── Source material

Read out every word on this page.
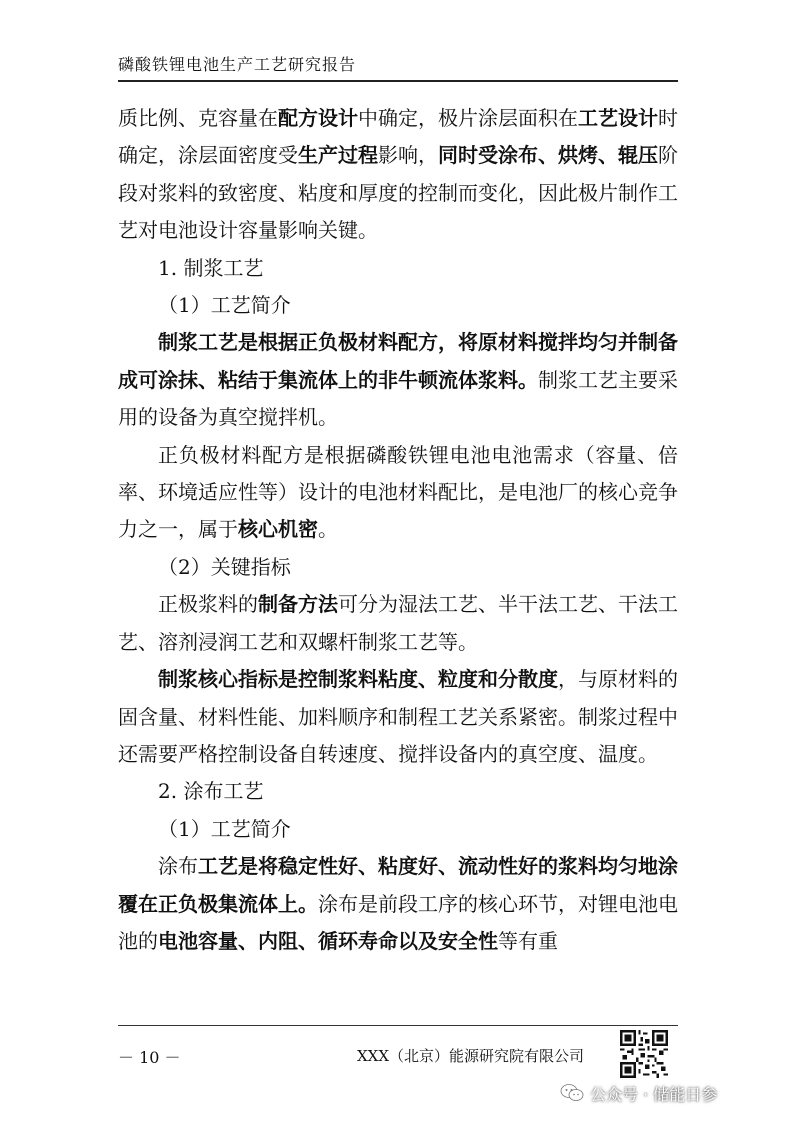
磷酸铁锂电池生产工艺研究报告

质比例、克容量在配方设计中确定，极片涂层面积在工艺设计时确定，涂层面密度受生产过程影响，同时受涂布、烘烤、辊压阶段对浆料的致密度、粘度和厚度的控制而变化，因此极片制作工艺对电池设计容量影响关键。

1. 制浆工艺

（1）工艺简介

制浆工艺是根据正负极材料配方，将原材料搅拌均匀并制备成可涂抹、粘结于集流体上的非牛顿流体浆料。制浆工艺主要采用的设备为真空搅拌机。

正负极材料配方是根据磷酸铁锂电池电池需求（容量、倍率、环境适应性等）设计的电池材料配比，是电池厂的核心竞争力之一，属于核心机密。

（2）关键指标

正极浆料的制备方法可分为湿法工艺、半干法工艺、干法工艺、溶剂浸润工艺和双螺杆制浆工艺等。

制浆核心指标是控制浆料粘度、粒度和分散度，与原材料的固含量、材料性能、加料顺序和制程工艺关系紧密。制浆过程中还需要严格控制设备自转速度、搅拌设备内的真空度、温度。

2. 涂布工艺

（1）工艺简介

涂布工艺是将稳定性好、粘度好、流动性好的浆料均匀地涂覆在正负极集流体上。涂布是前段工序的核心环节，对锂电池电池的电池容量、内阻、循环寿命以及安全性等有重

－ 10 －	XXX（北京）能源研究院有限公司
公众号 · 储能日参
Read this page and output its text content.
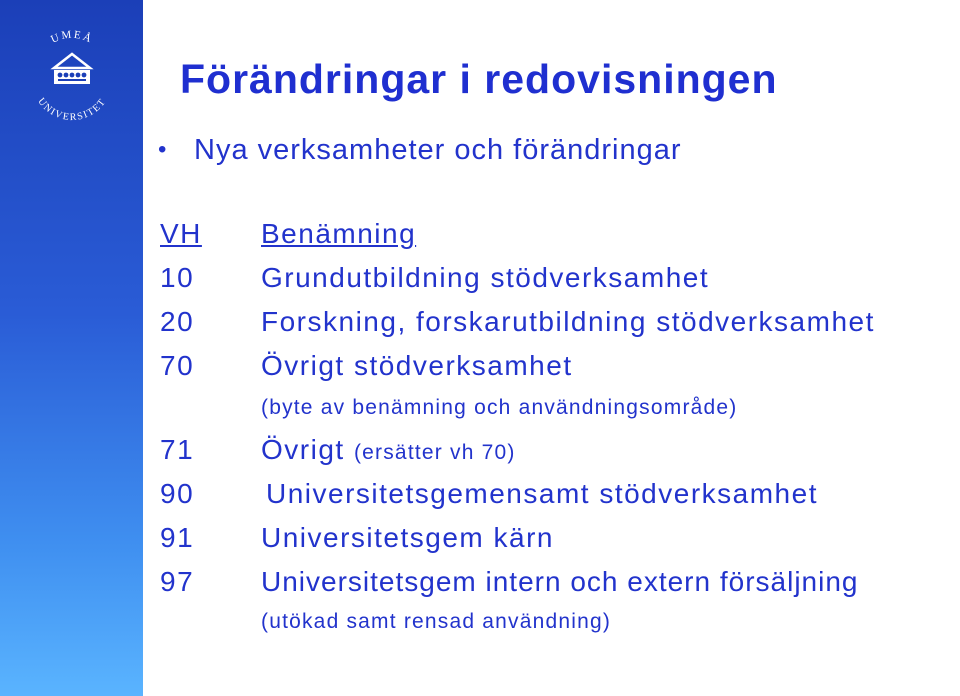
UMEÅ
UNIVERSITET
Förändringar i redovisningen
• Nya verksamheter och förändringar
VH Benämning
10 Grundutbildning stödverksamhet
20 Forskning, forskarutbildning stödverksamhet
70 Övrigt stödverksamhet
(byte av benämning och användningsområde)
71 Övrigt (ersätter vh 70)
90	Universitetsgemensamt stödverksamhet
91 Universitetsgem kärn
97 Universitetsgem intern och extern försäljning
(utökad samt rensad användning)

────

- [Exercise requirements] Quote the preceding records in their entirety, excluding every picture.

- [Completed exercise]
Read out every word on this page.
磷酸铁锂电池生产工艺研究报告

质比例、克容量在配方设计中确定，极片涂层面积在工艺设计时确定，涂层面密度受生产过程影响，同时受涂布、烘烤、辊压阶段对浆料的致密度、粘度和厚度的控制而变化，因此极片制作工艺对电池设计容量影响关键。

1. 制浆工艺

（1）工艺简介

制浆工艺是根据正负极材料配方，将原材料搅拌均匀并制备成可涂抹、粘结于集流体上的非牛顿流体浆料。制浆工艺主要采用的设备为真空搅拌机。

正负极材料配方是根据磷酸铁锂电池电池需求（容量、倍率、环境适应性等）设计的电池材料配比，是电池厂的核心竞争力之一，属于核心机密。

（2）关键指标

正极浆料的制备方法可分为湿法工艺、半干法工艺、干法工艺、溶剂浸润工艺和双螺杆制浆工艺等。

制浆核心指标是控制浆料粘度、粒度和分散度，与原材料的固含量、材料性能、加料顺序和制程工艺关系紧密。制浆过程中还需要严格控制设备自转速度、搅拌设备内的真空度、温度。

2. 涂布工艺

（1）工艺简介

涂布工艺是将稳定性好、粘度好、流动性好的浆料均匀地涂覆在正负极集流体上。涂布是前段工序的核心环节，对锂电池电池的电池容量、内阻、循环寿命以及安全性等有重

－ 10 －	XXX（北京）能源研究院有限公司
公众号 · 储能日参
Read this page and output its text content.
UMEÅ
UNIVERSITET
Förändringar i redovisningen
• Nya verksamheter och förändringar
VH Benämning
10 Grundutbildning stödverksamhet
20 Forskning, forskarutbildning stödverksamhet
70 Övrigt stödverksamhet
(byte av benämning och användningsområde)
71 Övrigt (ersätter vh 70)
90	Universitetsgemensamt stödverksamhet
91 Universitetsgem kärn
97 Universitetsgem intern och extern försäljning
(utökad samt rensad användning)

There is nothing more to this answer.